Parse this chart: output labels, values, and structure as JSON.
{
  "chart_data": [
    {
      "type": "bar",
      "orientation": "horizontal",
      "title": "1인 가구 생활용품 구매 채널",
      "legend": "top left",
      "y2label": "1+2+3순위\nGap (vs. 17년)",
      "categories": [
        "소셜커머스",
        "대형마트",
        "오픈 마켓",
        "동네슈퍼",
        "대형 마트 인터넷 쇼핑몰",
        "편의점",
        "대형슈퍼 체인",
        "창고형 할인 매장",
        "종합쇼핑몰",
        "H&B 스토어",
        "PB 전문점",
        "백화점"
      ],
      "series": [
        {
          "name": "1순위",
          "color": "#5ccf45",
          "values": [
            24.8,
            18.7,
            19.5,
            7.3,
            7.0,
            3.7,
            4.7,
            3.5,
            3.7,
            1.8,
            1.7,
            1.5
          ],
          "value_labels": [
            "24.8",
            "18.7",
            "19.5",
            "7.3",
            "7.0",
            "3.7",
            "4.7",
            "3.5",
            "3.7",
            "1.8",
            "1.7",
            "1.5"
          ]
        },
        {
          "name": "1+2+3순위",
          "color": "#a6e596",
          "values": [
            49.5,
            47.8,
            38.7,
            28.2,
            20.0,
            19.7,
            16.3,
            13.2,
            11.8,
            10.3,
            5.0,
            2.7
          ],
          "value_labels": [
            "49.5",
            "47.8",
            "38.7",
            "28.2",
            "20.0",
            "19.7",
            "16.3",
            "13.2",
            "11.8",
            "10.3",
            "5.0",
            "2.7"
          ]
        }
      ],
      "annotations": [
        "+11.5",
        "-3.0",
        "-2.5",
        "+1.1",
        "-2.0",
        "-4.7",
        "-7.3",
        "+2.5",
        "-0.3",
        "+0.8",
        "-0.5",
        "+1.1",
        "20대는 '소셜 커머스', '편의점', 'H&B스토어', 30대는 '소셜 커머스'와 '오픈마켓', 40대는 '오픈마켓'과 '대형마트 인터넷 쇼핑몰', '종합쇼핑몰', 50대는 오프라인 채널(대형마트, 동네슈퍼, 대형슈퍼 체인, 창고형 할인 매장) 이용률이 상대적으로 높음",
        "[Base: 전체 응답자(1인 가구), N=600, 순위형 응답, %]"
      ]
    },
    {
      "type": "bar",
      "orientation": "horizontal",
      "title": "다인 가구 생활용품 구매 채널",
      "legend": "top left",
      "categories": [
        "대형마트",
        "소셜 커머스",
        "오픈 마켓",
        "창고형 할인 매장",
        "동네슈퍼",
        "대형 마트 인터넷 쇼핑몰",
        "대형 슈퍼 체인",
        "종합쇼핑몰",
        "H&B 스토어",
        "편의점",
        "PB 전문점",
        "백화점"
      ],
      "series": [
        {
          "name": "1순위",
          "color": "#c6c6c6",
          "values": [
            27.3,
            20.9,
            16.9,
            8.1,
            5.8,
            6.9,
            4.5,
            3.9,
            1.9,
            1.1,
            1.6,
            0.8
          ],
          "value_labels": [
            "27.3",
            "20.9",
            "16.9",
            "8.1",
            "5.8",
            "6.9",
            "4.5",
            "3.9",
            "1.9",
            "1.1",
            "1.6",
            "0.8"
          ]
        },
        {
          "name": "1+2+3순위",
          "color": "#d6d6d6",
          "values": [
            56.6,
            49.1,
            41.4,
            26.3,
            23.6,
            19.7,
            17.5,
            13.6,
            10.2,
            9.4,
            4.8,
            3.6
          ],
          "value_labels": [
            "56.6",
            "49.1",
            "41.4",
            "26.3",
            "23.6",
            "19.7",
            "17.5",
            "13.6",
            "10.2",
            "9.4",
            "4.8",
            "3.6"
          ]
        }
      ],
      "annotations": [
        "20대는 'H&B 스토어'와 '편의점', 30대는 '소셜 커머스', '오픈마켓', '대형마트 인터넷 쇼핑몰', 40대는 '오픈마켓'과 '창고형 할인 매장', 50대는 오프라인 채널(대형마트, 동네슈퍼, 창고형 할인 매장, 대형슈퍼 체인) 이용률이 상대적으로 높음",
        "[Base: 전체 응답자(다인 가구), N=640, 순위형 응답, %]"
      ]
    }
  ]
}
• • •
**What is required**
Give the material above again, word for word.

**Output**
Parse this chart: output labels, values, and structure as JSON.
{
  "chart_data": [
    {
      "type": "bar",
      "orientation": "horizontal",
      "title": "1인 가구 생활용품 구매 채널",
      "legend": "top left",
      "y2label": "1+2+3순위\nGap (vs. 17년)",
      "categories": [
        "소셜커머스",
        "대형마트",
        "오픈 마켓",
        "동네슈퍼",
        "대형 마트 인터넷 쇼핑몰",
        "편의점",
        "대형슈퍼 체인",
        "창고형 할인 매장",
        "종합쇼핑몰",
        "H&B 스토어",
        "PB 전문점",
        "백화점"
      ],
      "series": [
        {
          "name": "1순위",
          "color": "#5ccf45",
          "values": [
            24.8,
            18.7,
            19.5,
            7.3,
            7.0,
            3.7,
            4.7,
            3.5,
            3.7,
            1.8,
            1.7,
            1.5
          ],
          "value_labels": [
            "24.8",
            "18.7",
            "19.5",
            "7.3",
            "7.0",
            "3.7",
            "4.7",
            "3.5",
            "3.7",
            "1.8",
            "1.7",
            "1.5"
          ]
        },
        {
          "name": "1+2+3순위",
          "color": "#a6e596",
          "values": [
            49.5,
            47.8,
            38.7,
            28.2,
            20.0,
            19.7,
            16.3,
            13.2,
            11.8,
            10.3,
            5.0,
            2.7
          ],
          "value_labels": [
            "49.5",
            "47.8",
            "38.7",
            "28.2",
            "20.0",
            "19.7",
            "16.3",
            "13.2",
            "11.8",
            "10.3",
            "5.0",
            "2.7"
          ]
        }
      ],
      "annotations": [
        "+11.5",
        "-3.0",
        "-2.5",
        "+1.1",
        "-2.0",
        "-4.7",
        "-7.3",
        "+2.5",
        "-0.3",
        "+0.8",
        "-0.5",
        "+1.1",
        "20대는 '소셜 커머스', '편의점', 'H&B스토어', 30대는 '소셜 커머스'와 '오픈마켓', 40대는 '오픈마켓'과 '대형마트 인터넷 쇼핑몰', '종합쇼핑몰', 50대는 오프라인 채널(대형마트, 동네슈퍼, 대형슈퍼 체인, 창고형 할인 매장) 이용률이 상대적으로 높음",
        "[Base: 전체 응답자(1인 가구), N=600, 순위형 응답, %]"
      ]
    },
    {
      "type": "bar",
      "orientation": "horizontal",
      "title": "다인 가구 생활용품 구매 채널",
      "legend": "top left",
      "categories": [
        "대형마트",
        "소셜 커머스",
        "오픈 마켓",
        "창고형 할인 매장",
        "동네슈퍼",
        "대형 마트 인터넷 쇼핑몰",
        "대형 슈퍼 체인",
        "종합쇼핑몰",
        "H&B 스토어",
        "편의점",
        "PB 전문점",
        "백화점"
      ],
      "series": [
        {
          "name": "1순위",
          "color": "#c6c6c6",
          "values": [
            27.3,
            20.9,
            16.9,
            8.1,
            5.8,
            6.9,
            4.5,
            3.9,
            1.9,
            1.1,
            1.6,
            0.8
          ],
          "value_labels": [
            "27.3",
            "20.9",
            "16.9",
            "8.1",
            "5.8",
            "6.9",
            "4.5",
            "3.9",
            "1.9",
            "1.1",
            "1.6",
            "0.8"
          ]
        },
        {
          "name": "1+2+3순위",
          "color": "#d6d6d6",
          "values": [
            56.6,
            49.1,
            41.4,
            26.3,
            23.6,
            19.7,
            17.5,
            13.6,
            10.2,
            9.4,
            4.8,
            3.6
          ],
          "value_labels": [
            "56.6",
            "49.1",
            "41.4",
            "26.3",
            "23.6",
            "19.7",
            "17.5",
            "13.6",
            "10.2",
            "9.4",
            "4.8",
            "3.6"
          ]
        }
      ],
      "annotations": [
        "20대는 'H&B 스토어'와 '편의점', 30대는 '소셜 커머스', '오픈마켓', '대형마트 인터넷 쇼핑몰', 40대는 '오픈마켓'과 '창고형 할인 매장', 50대는 오프라인 채널(대형마트, 동네슈퍼, 창고형 할인 매장, 대형슈퍼 체인) 이용률이 상대적으로 높음",
        "[Base: 전체 응답자(다인 가구), N=640, 순위형 응답, %]"
      ]
    }
  ]
}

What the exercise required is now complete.